Aim: Reproduce all of the records exactly.

Extracted entries:
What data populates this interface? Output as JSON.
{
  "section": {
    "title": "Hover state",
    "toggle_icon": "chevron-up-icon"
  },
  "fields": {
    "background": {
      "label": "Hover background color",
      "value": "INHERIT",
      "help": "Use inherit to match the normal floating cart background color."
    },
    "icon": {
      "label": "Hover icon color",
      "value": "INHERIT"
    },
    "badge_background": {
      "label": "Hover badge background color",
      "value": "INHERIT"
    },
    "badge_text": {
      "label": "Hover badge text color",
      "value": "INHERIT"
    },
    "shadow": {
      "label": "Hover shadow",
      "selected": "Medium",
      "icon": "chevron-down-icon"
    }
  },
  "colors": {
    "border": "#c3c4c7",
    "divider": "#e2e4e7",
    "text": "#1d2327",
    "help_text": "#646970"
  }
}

Output below:
What data populates this interface? Output as JSON.
{
  "section": {
    "title": "Hover state",
    "toggle_icon": "chevron-up-icon"
  },
  "fields": {
    "background": {
      "label": "Hover background color",
      "value": "INHERIT",
      "help": "Use inherit to match the normal floating cart background color."
    },
    "icon": {
      "label": "Hover icon color",
      "value": "INHERIT"
    },
    "badge_background": {
      "label": "Hover badge background color",
      "value": "INHERIT"
    },
    "badge_text": {
      "label": "Hover badge text color",
      "value": "INHERIT"
    },
    "shadow": {
      "label": "Hover shadow",
      "selected": "Medium",
      "icon": "chevron-down-icon"
    }
  },
  "colors": {
    "border": "#c3c4c7",
    "divider": "#e2e4e7",
    "text": "#1d2327",
    "help_text": "#646970"
  }
}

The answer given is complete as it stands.